EXERCISE GOAL: Copy every line that mentions the word "during".

==== RECORDS SHOWN

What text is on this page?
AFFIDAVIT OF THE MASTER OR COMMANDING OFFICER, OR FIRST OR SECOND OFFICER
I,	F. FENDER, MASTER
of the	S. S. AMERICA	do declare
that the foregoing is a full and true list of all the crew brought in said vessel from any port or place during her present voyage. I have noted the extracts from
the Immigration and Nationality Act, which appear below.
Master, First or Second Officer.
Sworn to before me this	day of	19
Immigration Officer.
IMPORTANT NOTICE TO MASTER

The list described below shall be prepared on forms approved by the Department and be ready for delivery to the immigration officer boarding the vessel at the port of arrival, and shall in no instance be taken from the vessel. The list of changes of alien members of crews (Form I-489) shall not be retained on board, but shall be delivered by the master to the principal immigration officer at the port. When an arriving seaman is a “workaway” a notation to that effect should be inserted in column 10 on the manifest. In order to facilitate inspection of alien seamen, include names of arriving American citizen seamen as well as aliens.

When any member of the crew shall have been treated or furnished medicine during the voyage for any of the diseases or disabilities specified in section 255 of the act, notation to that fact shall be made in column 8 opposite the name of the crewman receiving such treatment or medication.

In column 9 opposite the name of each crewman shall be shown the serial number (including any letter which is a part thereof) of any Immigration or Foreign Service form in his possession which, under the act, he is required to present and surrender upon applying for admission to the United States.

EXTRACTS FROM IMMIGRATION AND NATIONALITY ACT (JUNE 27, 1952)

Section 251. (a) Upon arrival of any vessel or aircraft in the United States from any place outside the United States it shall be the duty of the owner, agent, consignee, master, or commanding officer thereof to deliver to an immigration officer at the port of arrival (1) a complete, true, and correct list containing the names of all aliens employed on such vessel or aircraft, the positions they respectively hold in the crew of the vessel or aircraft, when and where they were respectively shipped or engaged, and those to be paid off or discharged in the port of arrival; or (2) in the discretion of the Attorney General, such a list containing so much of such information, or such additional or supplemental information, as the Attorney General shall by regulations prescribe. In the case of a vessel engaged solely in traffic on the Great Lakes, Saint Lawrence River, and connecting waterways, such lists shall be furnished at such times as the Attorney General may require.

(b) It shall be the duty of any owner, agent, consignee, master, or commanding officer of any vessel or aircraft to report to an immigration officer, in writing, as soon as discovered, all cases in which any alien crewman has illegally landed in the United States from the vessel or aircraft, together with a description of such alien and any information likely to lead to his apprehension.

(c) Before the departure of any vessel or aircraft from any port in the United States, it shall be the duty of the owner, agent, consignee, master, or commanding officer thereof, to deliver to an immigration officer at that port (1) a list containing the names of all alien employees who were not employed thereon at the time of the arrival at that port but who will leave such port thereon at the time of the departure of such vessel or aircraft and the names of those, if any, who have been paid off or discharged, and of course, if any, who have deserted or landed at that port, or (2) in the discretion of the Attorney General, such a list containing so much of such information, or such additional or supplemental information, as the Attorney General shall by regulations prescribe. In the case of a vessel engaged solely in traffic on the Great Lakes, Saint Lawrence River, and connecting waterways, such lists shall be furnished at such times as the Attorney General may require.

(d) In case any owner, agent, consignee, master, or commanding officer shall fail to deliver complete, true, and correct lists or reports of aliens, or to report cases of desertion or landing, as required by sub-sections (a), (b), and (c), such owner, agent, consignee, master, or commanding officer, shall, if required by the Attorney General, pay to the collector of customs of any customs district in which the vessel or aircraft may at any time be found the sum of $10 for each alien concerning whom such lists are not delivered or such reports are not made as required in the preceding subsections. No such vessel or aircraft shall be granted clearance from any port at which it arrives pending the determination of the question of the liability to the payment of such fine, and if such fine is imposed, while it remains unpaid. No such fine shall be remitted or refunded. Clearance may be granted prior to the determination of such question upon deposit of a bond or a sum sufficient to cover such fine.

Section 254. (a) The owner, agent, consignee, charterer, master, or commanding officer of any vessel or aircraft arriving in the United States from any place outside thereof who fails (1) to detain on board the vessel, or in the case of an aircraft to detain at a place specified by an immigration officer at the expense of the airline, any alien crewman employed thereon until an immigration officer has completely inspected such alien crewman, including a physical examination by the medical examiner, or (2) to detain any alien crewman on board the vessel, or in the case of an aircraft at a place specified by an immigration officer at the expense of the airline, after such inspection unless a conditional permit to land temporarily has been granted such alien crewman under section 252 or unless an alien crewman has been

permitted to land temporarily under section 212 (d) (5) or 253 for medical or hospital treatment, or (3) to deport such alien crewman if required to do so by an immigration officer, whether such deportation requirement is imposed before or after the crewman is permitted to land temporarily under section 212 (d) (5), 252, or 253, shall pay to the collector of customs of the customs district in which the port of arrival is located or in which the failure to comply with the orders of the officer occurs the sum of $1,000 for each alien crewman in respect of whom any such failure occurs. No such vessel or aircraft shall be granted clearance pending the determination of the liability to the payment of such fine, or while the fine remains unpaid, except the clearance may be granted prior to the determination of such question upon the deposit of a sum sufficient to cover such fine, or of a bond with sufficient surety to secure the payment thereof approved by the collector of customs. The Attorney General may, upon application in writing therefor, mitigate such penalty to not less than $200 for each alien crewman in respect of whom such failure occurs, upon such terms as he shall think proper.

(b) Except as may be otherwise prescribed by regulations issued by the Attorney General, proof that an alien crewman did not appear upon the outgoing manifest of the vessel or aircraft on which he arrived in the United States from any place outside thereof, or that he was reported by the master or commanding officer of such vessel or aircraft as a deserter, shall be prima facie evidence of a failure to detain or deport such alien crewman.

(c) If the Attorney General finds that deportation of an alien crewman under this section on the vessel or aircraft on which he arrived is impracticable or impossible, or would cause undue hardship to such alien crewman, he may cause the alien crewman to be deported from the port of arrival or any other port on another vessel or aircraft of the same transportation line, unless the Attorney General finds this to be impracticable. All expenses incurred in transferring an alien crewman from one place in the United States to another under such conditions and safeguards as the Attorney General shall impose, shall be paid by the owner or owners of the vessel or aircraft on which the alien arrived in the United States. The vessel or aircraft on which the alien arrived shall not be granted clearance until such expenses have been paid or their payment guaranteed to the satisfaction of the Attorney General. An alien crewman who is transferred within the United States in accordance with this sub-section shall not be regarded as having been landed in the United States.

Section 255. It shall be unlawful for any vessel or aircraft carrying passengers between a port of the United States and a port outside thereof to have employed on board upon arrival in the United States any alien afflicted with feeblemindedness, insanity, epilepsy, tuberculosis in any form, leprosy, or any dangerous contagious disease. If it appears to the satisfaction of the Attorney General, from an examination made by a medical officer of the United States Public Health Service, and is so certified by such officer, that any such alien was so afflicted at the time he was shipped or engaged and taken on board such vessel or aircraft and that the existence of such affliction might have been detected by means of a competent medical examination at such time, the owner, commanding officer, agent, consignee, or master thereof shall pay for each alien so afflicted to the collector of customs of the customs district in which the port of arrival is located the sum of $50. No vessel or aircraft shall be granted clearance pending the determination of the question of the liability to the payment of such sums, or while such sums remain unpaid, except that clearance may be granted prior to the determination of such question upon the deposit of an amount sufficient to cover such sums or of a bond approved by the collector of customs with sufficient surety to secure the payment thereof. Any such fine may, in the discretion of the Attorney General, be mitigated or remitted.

========

TASK ANSWER:
that the foregoing is a full and true list of all the crew brought in said vessel from any port or place during her present voyage. I have noted the extracts from
When any member of the crew shall have been treated or furnished medicine during the voyage for any of the diseases or disabilities specified in section 255 of the act, notation to that fact shall be made in column 8 opposite the name of the crewman receiving such treatment or medication.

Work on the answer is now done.